**THE EXERCISE:** State how many lines of the records contain the string "this", and give no other information.

**Extracted data entries:**
· · · ·

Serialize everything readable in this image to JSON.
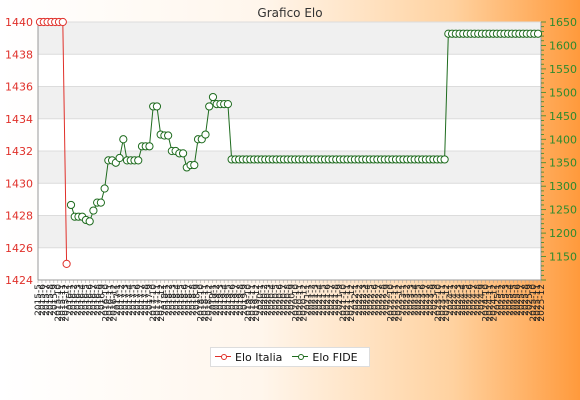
{
  "chart_data": {
    "type": "line",
    "title": "Grafico Elo",
    "legend_position": "bottom-center",
    "grid": true,
    "colors": {
      "italia": "#e0302a",
      "fide": "#1e6b1e"
    },
    "y_left": {
      "ylim": [
        1424,
        1440
      ],
      "ticks": [
        1424,
        1426,
        1428,
        1430,
        1432,
        1434,
        1436,
        1438,
        1440
      ]
    },
    "y_right": {
      "ylim": [
        1100,
        1650
      ],
      "ticks": [
        1150,
        1200,
        1250,
        1300,
        1350,
        1400,
        1450,
        1500,
        1550,
        1600,
        1650
      ]
    },
    "x_tick_labels": [
      "2015-5",
      "2015-6",
      "2015-7",
      "2015-8",
      "2015-9",
      "2015-10",
      "2015-11",
      "2015-12",
      "2016-1",
      "2016-2",
      "2016-3",
      "2016-4",
      "2016-5",
      "2016-6",
      "2016-7",
      "2016-8",
      "2016-9",
      "2016-10",
      "2016-11",
      "2016-12",
      "2017-1",
      "2017-2",
      "2017-3",
      "2017-4",
      "2017-5",
      "2017-6",
      "2017-7",
      "2017-8",
      "2017-9",
      "2017-10",
      "2017-11",
      "2017-12",
      "2018-1",
      "2018-2",
      "2018-3",
      "2018-4",
      "2018-5",
      "2018-6",
      "2018-7",
      "2018-8",
      "2018-9",
      "2018-10",
      "2018-11",
      "2018-12",
      "2019-1",
      "2019-2",
      "2019-3",
      "2019-4",
      "2019-5",
      "2019-6",
      "2019-7",
      "2019-8",
      "2019-9",
      "2019-10",
      "2019-11",
      "2019-12",
      "2020-1",
      "2020-2",
      "2020-3",
      "2020-4",
      "2020-5",
      "2020-6",
      "2020-7",
      "2020-8",
      "2020-9",
      "2020-10",
      "2020-11",
      "2020-12",
      "2021-1",
      "2021-2",
      "2021-3",
      "2021-4",
      "2021-5",
      "2021-6",
      "2021-7",
      "2021-8",
      "2021-9",
      "2021-10",
      "2021-11",
      "2021-12",
      "2022-1",
      "2022-2",
      "2022-3",
      "2022-4",
      "2022-5",
      "2022-6",
      "2022-7",
      "2022-8",
      "2022-9",
      "2022-10",
      "2022-11",
      "2022-12",
      "2023-1",
      "2023-2",
      "2023-3",
      "2023-4",
      "2023-5",
      "2023-6",
      "2023-7",
      "2023-8",
      "2023-9",
      "2023-10",
      "2023-11",
      "2023-12",
      "2024-1",
      "2024-2",
      "2024-3",
      "2024-4",
      "2024-5",
      "2024-6",
      "2024-7",
      "2024-8",
      "2024-9",
      "2024-10",
      "2024-11",
      "2024-12",
      "2025-1",
      "2025-2",
      "2025-3",
      "2025-4",
      "2025-5",
      "2025-6",
      "2025-7",
      "2025-8",
      "2025-9",
      "2025-10",
      "2025-11",
      "2025-12"
    ],
    "series": [
      {
        "name": "Elo Italia",
        "axis": "left",
        "values": [
          1440,
          1440,
          1440,
          1440,
          1440,
          1440,
          1440,
          1425
        ]
      },
      {
        "name": "Elo FIDE",
        "axis": "right",
        "values": [
          1260,
          1235,
          1235,
          1235,
          1228,
          1225,
          1248,
          1265,
          1265,
          1295,
          1355,
          1355,
          1350,
          1360,
          1400,
          1355,
          1355,
          1355,
          1355,
          1385,
          1385,
          1385,
          1470,
          1470,
          1410,
          1408,
          1408,
          1375,
          1375,
          1370,
          1370,
          1340,
          1345,
          1345,
          1400,
          1400,
          1410,
          1470,
          1490,
          1475,
          1475,
          1475,
          1475,
          1357,
          1357,
          1357,
          1357,
          1357,
          1357,
          1357,
          1357,
          1357,
          1357,
          1357,
          1357,
          1357,
          1357,
          1357,
          1357,
          1357,
          1357,
          1357,
          1357,
          1357,
          1357,
          1357,
          1357,
          1357,
          1357,
          1357,
          1357,
          1357,
          1357,
          1357,
          1357,
          1357,
          1357,
          1357,
          1357,
          1357,
          1357,
          1357,
          1357,
          1357,
          1357,
          1357,
          1357,
          1357,
          1357,
          1357,
          1357,
          1357,
          1357,
          1357,
          1357,
          1357,
          1357,
          1357,
          1357,
          1357,
          1357,
          1625,
          1625,
          1625,
          1625,
          1625,
          1625,
          1625,
          1625,
          1625,
          1625,
          1625,
          1625,
          1625,
          1625,
          1625,
          1625,
          1625,
          1625,
          1625,
          1625,
          1625,
          1625,
          1625,
          1625,
          1625
        ]
      }
    ]
  }
}
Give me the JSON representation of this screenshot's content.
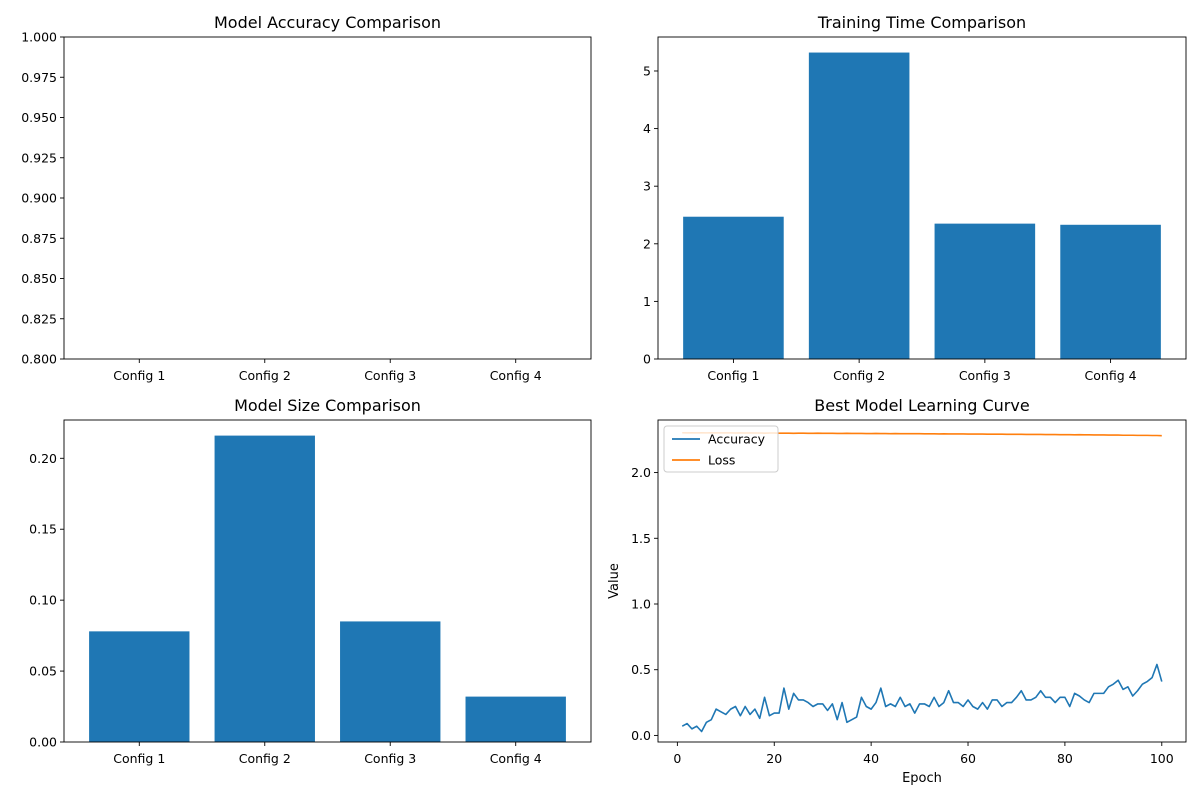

· · · ·

**THE ANSWER:** 2